[Saved entries]
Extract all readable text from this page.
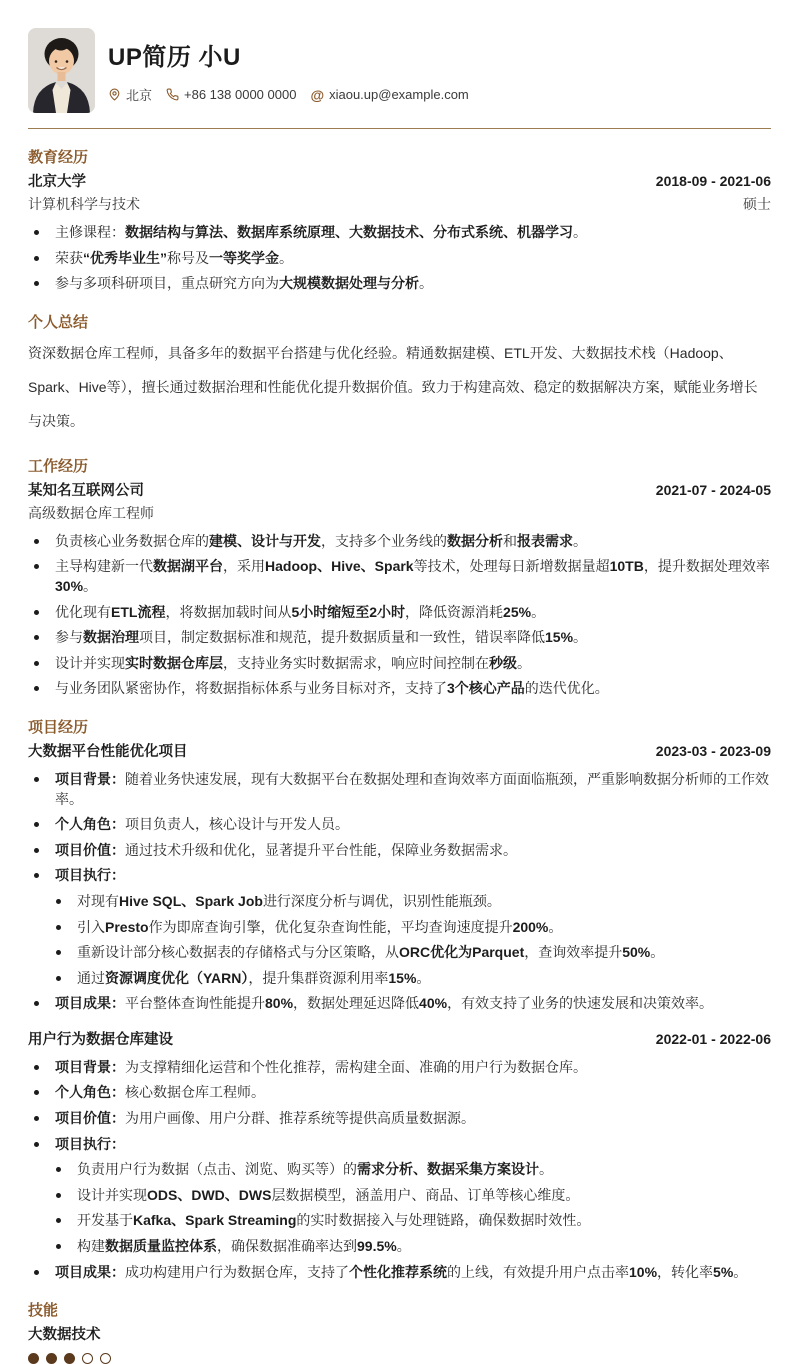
UP简历 小U
北京 +86 138 0000 0000 @ xiaou.up@example.com
教育经历
北京大学	2018-09 - 2021-06
计算机科学与技术	硕士
主修课程：数据结构与算法、数据库系统原理、大数据技术、分布式系统、机器学习。
荣获“优秀毕业生”称号及一等奖学金。
参与多项科研项目，重点研究方向为大规模数据处理与分析。
个人总结
资深数据仓库工程师，具备多年的数据平台搭建与优化经验。精通数据建模、ETL开发、大数据技术栈（Hadoop、Spark、Hive等），擅长通过数据治理和性能优化提升数据价值。致力于构建高效、稳定的数据解决方案，赋能业务增长与决策。
工作经历
某知名互联网公司	2021-07 - 2024-05
高级数据仓库工程师
负责核心业务数据仓库的建模、设计与开发，支持多个业务线的数据分析和报表需求。
主导构建新一代数据湖平台，采用Hadoop、Hive、Spark等技术，处理每日新增数据量超10TB，提升数据处理效率30%。
优化现有ETL流程，将数据加载时间从5小时缩短至2小时，降低资源消耗25%。
参与数据治理项目，制定数据标准和规范，提升数据质量和一致性，错误率降低15%。
设计并实现实时数据仓库层，支持业务实时数据需求，响应时间控制在秒级。
与业务团队紧密协作，将数据指标体系与业务目标对齐，支持了3个核心产品的迭代优化。
项目经历
大数据平台性能优化项目	2023-03 - 2023-09
项目背景：随着业务快速发展，现有大数据平台在数据处理和查询效率方面面临瓶颈，严重影响数据分析师的工作效率。
个人角色：项目负责人，核心设计与开发人员。
项目价值：通过技术升级和优化，显著提升平台性能，保障业务数据需求。
项目执行：
对现有Hive SQL、Spark Job进行深度分析与调优，识别性能瓶颈。
引入Presto作为即席查询引擎，优化复杂查询性能，平均查询速度提升200%。
重新设计部分核心数据表的存储格式与分区策略，从ORC优化为Parquet，查询效率提升50%。
通过资源调度优化（YARN），提升集群资源利用率15%。
项目成果：平台整体查询性能提升80%，数据处理延迟降低40%，有效支持了业务的快速发展和决策效率。
用户行为数据仓库建设	2022-01 - 2022-06
项目背景：为支撑精细化运营和个性化推荐，需构建全面、准确的用户行为数据仓库。
个人角色：核心数据仓库工程师。
项目价值：为用户画像、用户分群、推荐系统等提供高质量数据源。
项目执行：
负责用户行为数据（点击、浏览、购买等）的需求分析、数据采集方案设计。
设计并实现ODS、DWD、DWS层数据模型，涵盖用户、商品、订单等核心维度。
开发基于Kafka、Spark Streaming的实时数据接入与处理链路，确保数据时效性。
构建数据质量监控体系，确保数据准确率达到99.5%。
项目成果：成功构建用户行为数据仓库，支持了个性化推荐系统的上线，有效提升用户点击率10%，转化率5%。
技能
大数据技术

# Task to complete
Look through the material and copy each line that has "个人角色".

# Result of this exercise
个人角色：项目负责人，核心设计与开发人员。
个人角色：核心数据仓库工程师。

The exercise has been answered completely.